**WORK TO COMPLETE:** Every line below that holds the string "title" should be copied out.

----------------------------------------

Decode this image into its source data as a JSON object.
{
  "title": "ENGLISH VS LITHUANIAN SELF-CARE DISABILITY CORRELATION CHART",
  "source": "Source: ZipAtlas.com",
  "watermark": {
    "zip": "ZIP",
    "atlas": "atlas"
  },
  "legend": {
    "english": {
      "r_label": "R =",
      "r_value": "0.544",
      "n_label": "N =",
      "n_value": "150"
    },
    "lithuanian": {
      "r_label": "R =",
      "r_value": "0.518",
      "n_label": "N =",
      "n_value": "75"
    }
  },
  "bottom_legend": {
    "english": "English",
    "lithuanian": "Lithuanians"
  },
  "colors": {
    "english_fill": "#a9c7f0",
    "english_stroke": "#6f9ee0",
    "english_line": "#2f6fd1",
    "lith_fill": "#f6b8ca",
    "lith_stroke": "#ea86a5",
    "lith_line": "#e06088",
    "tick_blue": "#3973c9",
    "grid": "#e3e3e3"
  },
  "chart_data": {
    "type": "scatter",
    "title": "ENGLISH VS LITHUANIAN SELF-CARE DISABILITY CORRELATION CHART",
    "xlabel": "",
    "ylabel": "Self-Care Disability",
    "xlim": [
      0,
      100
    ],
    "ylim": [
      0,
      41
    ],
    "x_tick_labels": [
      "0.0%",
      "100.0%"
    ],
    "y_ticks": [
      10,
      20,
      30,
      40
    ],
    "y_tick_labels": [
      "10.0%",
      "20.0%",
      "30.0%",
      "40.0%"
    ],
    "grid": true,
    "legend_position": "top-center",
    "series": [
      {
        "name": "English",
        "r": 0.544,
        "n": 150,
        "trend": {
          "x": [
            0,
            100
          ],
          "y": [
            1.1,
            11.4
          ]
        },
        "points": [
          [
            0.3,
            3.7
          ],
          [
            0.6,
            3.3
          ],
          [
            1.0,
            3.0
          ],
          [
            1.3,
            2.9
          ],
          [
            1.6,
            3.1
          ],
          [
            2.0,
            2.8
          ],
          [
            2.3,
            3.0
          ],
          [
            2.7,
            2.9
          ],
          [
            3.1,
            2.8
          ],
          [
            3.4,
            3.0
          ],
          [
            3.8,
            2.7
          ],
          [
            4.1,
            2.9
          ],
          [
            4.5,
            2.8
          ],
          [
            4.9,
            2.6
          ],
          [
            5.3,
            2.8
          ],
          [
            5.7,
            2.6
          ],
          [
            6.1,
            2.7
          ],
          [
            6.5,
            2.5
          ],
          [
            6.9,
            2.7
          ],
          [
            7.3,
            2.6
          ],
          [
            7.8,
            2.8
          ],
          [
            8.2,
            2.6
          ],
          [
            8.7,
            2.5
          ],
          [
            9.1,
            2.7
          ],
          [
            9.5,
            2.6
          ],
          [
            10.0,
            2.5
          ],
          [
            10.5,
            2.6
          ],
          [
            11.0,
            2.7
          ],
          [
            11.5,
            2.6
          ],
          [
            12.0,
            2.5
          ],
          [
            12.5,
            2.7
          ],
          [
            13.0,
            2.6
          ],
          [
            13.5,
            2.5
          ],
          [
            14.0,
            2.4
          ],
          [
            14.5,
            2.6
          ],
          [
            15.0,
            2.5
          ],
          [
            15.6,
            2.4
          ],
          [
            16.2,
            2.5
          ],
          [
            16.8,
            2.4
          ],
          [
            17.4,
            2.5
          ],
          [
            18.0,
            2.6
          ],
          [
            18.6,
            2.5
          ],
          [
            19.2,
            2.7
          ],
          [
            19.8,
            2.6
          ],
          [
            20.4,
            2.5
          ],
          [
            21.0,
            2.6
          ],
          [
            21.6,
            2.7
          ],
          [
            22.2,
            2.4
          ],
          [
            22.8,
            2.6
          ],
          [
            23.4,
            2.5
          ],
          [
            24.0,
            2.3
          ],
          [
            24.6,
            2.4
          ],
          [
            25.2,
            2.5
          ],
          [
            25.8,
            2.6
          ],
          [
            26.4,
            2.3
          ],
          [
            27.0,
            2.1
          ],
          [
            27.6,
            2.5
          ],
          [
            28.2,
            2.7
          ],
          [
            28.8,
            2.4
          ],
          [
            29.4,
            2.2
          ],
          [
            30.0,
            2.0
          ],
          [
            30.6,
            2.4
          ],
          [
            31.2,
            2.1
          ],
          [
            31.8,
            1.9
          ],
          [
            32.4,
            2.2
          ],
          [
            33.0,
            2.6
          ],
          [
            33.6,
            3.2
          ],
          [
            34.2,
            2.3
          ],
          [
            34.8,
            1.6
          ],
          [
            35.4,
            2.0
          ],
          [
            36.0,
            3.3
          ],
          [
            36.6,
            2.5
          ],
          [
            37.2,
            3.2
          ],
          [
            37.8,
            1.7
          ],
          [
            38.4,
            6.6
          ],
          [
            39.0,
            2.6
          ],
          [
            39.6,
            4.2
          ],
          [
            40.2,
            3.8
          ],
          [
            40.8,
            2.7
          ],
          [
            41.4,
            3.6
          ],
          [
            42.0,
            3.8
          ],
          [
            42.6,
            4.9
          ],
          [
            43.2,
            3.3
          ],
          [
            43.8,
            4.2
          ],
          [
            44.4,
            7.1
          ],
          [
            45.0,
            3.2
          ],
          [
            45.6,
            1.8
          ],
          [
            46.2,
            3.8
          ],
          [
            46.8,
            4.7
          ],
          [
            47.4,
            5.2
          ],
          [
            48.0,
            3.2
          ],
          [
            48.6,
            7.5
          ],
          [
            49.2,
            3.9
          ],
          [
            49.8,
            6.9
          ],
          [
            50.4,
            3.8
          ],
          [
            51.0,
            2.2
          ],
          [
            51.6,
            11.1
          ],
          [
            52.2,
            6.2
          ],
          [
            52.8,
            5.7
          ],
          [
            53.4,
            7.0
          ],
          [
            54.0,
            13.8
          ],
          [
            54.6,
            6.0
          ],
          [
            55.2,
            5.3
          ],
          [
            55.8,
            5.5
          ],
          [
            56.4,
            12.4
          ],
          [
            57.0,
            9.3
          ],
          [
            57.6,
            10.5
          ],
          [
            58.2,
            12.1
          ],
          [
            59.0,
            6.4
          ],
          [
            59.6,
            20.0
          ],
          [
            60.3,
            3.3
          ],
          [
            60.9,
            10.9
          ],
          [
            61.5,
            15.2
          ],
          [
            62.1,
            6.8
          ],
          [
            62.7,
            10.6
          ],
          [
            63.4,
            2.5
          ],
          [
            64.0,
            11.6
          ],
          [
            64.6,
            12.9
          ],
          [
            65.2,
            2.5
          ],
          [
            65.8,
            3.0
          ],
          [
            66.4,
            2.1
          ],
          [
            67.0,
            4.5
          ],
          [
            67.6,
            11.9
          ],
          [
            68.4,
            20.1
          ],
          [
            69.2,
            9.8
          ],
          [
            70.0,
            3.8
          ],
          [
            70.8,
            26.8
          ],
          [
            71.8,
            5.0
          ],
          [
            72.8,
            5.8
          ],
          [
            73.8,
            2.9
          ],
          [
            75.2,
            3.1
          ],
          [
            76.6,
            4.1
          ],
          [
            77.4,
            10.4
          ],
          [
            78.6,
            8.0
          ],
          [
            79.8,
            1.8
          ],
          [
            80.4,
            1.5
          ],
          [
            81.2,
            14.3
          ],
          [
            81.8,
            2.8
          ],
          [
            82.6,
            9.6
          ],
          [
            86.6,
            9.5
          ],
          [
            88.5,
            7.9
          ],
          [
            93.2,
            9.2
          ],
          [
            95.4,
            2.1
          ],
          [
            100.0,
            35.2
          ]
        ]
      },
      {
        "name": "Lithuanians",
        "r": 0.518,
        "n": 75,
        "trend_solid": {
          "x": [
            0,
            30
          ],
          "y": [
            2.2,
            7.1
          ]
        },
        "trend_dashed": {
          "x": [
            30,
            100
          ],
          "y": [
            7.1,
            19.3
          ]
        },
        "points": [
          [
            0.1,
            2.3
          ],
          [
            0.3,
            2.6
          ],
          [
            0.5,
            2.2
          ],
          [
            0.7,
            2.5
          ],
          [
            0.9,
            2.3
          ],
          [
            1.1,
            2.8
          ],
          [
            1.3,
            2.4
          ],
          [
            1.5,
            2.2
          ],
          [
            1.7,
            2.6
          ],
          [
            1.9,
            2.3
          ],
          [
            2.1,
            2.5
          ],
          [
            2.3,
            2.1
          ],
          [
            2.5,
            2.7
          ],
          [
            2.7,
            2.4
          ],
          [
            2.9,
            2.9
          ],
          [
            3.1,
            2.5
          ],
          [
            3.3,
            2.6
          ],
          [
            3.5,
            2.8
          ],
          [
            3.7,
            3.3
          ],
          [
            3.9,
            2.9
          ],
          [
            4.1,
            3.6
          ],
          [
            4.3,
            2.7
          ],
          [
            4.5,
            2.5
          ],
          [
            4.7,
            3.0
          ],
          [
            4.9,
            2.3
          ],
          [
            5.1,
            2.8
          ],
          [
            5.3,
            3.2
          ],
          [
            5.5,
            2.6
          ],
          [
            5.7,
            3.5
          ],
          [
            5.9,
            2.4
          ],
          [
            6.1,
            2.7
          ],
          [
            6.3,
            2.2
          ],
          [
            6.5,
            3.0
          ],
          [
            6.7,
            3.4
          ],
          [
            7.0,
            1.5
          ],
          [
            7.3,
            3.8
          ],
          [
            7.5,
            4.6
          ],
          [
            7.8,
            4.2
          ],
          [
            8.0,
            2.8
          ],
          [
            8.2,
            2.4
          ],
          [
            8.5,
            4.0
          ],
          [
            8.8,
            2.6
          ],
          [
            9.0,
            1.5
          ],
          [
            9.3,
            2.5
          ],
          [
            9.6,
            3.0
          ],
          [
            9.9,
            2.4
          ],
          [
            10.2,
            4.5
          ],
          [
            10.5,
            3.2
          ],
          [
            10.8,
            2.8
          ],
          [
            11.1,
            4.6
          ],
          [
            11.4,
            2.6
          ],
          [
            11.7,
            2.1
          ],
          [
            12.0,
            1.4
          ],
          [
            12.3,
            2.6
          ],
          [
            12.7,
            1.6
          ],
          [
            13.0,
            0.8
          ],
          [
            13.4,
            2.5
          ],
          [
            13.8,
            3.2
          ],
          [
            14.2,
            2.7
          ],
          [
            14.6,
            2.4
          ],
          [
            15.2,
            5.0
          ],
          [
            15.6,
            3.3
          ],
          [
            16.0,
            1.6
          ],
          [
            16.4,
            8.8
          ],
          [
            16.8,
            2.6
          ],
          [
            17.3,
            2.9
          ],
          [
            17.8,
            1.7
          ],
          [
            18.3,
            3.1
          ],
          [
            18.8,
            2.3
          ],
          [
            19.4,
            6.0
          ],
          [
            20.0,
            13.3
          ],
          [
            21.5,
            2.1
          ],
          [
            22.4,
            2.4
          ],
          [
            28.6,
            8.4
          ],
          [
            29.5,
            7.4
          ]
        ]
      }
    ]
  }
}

----------------------------------------

**REPLY:**
  "title": "ENGLISH VS LITHUANIAN SELF-CARE DISABILITY CORRELATION CHART",
    "title": "ENGLISH VS LITHUANIAN SELF-CARE DISABILITY CORRELATION CHART",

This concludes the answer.